§ **Given text**:
-- START --
A growing international trend in policy emphasizes the relationship between the competitiveness of a state and the quality of its educational system. Excellent teachers are a fundamental requirement in such reasoning and increasing efforts to provide students with such have become a challenging world-wide quest. In 2020, the Swedish educational system will, according to national statistics, lack roughly 22 000 teachers, approximately 20 % of the teaching workforce.
The most common measure to overcome such a shortage of teachers is to try to increase recruitment into the profession. However, statistical findings also indicate that the major problem is not a shortage of teachers coming into the system. The real problem is that it appears as if many of the newly graduated choose not to go in to teaching at all or to leave after just a few years. These observations hint at a different kind of measure to remedy the shortage: It may be a more efficient strategy to put in an effort to retain and support active teachers, or to attract teachers who quit or never started teaching to return to the profession. As Richard Ingersoll has put it metaphorically, it is better to patch the holes in the bucket before trying to fill it up.
The ambition in this presentation is to take a closer look at the holes in the bucket by presenting data from a longitudinal study of Swedish teachers. What do the holes look like? When do they occur? Is there a flow in-and-out? Can we detect possibilities to plug the leaks?
Through a unique material consisting of mail correspondence between a group of Swedish teacher graduates and their former teacher educator - starting in 1993 - continuing for more than 15 years and followed up by additional questionnaires and interviews, we face the opportunity to follow 87 teachers during their first 20 years after graduation. The study is an attempt to fill up what has often been pointed out as a gap in research on teachers’ career trajectories - the need for qualitative longitudinal studies. Data has been collected on ten occasions. The percentage of answers is extremely high (83-100 %). The project is funded by the Swedish research council.
-- END --
§ **Given material**:
-- START --
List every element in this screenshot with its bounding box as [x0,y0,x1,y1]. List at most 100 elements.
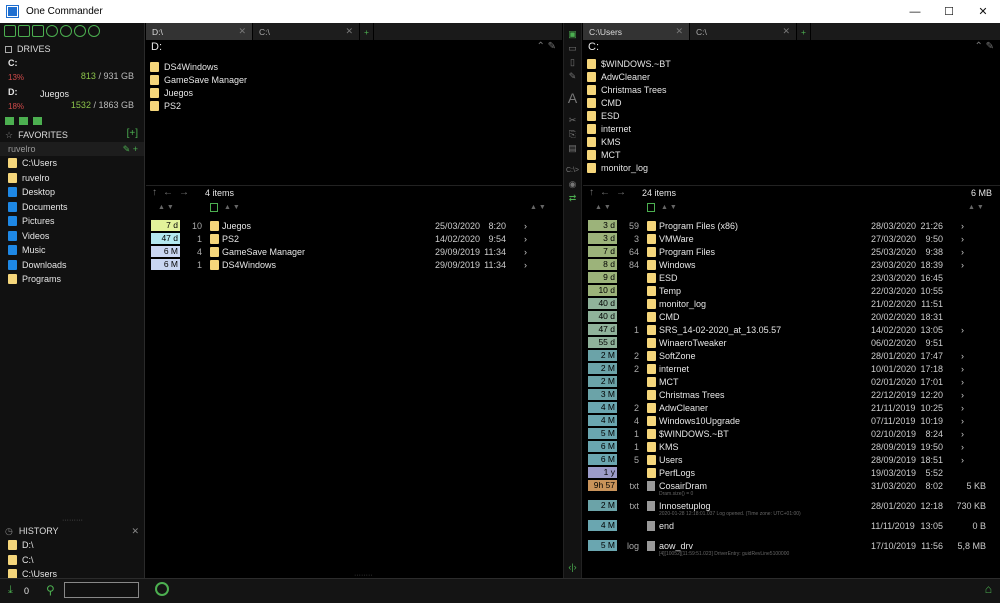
-- END --
§ **Requirement A**:
Answer these questions from the text on Swedish teacher retention, one per line:
(i) How many teachers will the Swedish educational system lack in 2020, according to national statistics?
(ii) Who compared the situation to patching the holes in a bucket before filling it?
(iii) How many teachers does the longitudinal study follow, and over what period?
§ **Requirement B**: Carry on writing the text on Swedish teacher retention from its final sentence.

§ **Exercise response A**:
(i) Roughly 22 000 teachers, about 20 % of the teaching workforce.
(ii) Richard Ingersoll.
(iii) 87 teachers, during their first 20 years after graduation.

§ **Exercise response B**:
In the presentation we focus on the teacher’s attrition the first five years. The teacher’s trajectories during this period are described with the help of mixing quantitative data with individual narratives. Data from the cohort has also been put in relation to general statistical overviews on teacher attrition. The analysis indicates that we should be cautious when we interpret and make use of general statistics. Teacher attrition seems to be a more non-linear and complex phenomenon than what is often presented. Drop-outs are in many cases temporary. Individuals are leaving from, but also returning to, the profession over time and their out of school experiences can in many cases be understood as individual initiatives to enhance teacher ability in the long run.
References
Cooper, J.M. & Alvarado, A. (2006). Preparation, recruitment and retention of teachers. UNESCO, IIEP Education policy series No. 5.
Hammerness, K. (2008). “If You Don’t Know Where You are Going, Any Path Will Do”: The Role of Teachers’ Visions in Teacher’ career Paths. The New Educator, 4:1, pp. 1–22.
2014.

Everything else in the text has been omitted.